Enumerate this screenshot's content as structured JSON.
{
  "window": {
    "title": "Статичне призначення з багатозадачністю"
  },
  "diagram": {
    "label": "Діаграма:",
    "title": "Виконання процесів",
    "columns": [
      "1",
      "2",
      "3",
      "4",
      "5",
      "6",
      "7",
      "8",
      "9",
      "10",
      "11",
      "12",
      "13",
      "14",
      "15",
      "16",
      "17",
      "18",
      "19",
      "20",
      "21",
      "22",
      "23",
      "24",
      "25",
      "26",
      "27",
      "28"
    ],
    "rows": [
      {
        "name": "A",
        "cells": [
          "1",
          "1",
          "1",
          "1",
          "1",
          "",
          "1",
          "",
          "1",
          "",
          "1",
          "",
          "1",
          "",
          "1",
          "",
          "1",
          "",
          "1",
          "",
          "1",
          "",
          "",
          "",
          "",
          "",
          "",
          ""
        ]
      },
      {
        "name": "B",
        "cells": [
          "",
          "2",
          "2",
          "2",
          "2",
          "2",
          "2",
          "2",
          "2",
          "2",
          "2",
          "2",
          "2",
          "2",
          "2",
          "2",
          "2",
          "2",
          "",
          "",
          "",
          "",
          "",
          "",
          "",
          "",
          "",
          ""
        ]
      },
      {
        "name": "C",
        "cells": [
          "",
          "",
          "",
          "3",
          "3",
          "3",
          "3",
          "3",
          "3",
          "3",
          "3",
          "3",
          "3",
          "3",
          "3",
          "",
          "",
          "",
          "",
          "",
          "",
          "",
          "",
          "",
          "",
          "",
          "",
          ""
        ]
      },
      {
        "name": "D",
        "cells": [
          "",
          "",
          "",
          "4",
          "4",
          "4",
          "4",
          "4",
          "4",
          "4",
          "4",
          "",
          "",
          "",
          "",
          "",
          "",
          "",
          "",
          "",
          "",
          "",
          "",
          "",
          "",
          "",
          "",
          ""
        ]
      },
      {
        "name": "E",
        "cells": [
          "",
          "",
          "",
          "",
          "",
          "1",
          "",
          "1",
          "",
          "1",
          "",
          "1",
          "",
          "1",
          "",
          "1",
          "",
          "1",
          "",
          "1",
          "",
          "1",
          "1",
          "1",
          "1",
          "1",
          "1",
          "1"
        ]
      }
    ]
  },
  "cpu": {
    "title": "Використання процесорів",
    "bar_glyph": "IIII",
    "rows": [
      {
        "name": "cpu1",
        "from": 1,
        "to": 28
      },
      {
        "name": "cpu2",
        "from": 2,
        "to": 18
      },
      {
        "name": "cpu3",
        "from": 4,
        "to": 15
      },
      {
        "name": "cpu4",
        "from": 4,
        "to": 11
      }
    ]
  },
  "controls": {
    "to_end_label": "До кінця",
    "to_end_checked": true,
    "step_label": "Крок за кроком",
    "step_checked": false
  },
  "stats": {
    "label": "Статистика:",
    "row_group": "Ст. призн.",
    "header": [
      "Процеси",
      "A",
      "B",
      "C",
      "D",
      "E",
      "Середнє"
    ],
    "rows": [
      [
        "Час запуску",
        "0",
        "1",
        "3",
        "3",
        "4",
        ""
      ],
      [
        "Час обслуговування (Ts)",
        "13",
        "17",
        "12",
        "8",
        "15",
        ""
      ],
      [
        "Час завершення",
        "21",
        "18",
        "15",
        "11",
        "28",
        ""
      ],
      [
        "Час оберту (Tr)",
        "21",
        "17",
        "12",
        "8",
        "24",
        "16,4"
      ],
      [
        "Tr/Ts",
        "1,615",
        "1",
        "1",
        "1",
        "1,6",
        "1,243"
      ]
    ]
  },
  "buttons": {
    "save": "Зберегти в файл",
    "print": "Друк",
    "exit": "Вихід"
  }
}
-=-=-
- _Your instructions_
Return each entry from the material above exactly as it appears.

- _The output_
Enumerate this screenshot's content as structured JSON.
{
  "window": {
    "title": "Статичне призначення з багатозадачністю"
  },
  "diagram": {
    "label": "Діаграма:",
    "title": "Виконання процесів",
    "columns": [
      "1",
      "2",
      "3",
      "4",
      "5",
      "6",
      "7",
      "8",
      "9",
      "10",
      "11",
      "12",
      "13",
      "14",
      "15",
      "16",
      "17",
      "18",
      "19",
      "20",
      "21",
      "22",
      "23",
      "24",
      "25",
      "26",
      "27",
      "28"
    ],
    "rows": [
      {
        "name": "A",
        "cells": [
          "1",
          "1",
          "1",
          "1",
          "1",
          "",
          "1",
          "",
          "1",
          "",
          "1",
          "",
          "1",
          "",
          "1",
          "",
          "1",
          "",
          "1",
          "",
          "1",
          "",
          "",
          "",
          "",
          "",
          "",
          ""
        ]
      },
      {
        "name": "B",
        "cells": [
          "",
          "2",
          "2",
          "2",
          "2",
          "2",
          "2",
          "2",
          "2",
          "2",
          "2",
          "2",
          "2",
          "2",
          "2",
          "2",
          "2",
          "2",
          "",
          "",
          "",
          "",
          "",
          "",
          "",
          "",
          "",
          ""
        ]
      },
      {
        "name": "C",
        "cells": [
          "",
          "",
          "",
          "3",
          "3",
          "3",
          "3",
          "3",
          "3",
          "3",
          "3",
          "3",
          "3",
          "3",
          "3",
          "",
          "",
          "",
          "",
          "",
          "",
          "",
          "",
          "",
          "",
          "",
          "",
          ""
        ]
      },
      {
        "name": "D",
        "cells": [
          "",
          "",
          "",
          "4",
          "4",
          "4",
          "4",
          "4",
          "4",
          "4",
          "4",
          "",
          "",
          "",
          "",
          "",
          "",
          "",
          "",
          "",
          "",
          "",
          "",
          "",
          "",
          "",
          "",
          ""
        ]
      },
      {
        "name": "E",
        "cells": [
          "",
          "",
          "",
          "",
          "",
          "1",
          "",
          "1",
          "",
          "1",
          "",
          "1",
          "",
          "1",
          "",
          "1",
          "",
          "1",
          "",
          "1",
          "",
          "1",
          "1",
          "1",
          "1",
          "1",
          "1",
          "1"
        ]
      }
    ]
  },
  "cpu": {
    "title": "Використання процесорів",
    "bar_glyph": "IIII",
    "rows": [
      {
        "name": "cpu1",
        "from": 1,
        "to": 28
      },
      {
        "name": "cpu2",
        "from": 2,
        "to": 18
      },
      {
        "name": "cpu3",
        "from": 4,
        "to": 15
      },
      {
        "name": "cpu4",
        "from": 4,
        "to": 11
      }
    ]
  },
  "controls": {
    "to_end_label": "До кінця",
    "to_end_checked": true,
    "step_label": "Крок за кроком",
    "step_checked": false
  },
  "stats": {
    "label": "Статистика:",
    "row_group": "Ст. призн.",
    "header": [
      "Процеси",
      "A",
      "B",
      "C",
      "D",
      "E",
      "Середнє"
    ],
    "rows": [
      [
        "Час запуску",
        "0",
        "1",
        "3",
        "3",
        "4",
        ""
      ],
      [
        "Час обслуговування (Ts)",
        "13",
        "17",
        "12",
        "8",
        "15",
        ""
      ],
      [
        "Час завершення",
        "21",
        "18",
        "15",
        "11",
        "28",
        ""
      ],
      [
        "Час оберту (Tr)",
        "21",
        "17",
        "12",
        "8",
        "24",
        "16,4"
      ],
      [
        "Tr/Ts",
        "1,615",
        "1",
        "1",
        "1",
        "1,6",
        "1,243"
      ]
    ]
  },
  "buttons": {
    "save": "Зберегти в файл",
    "print": "Друк",
    "exit": "Вихід"
  }
}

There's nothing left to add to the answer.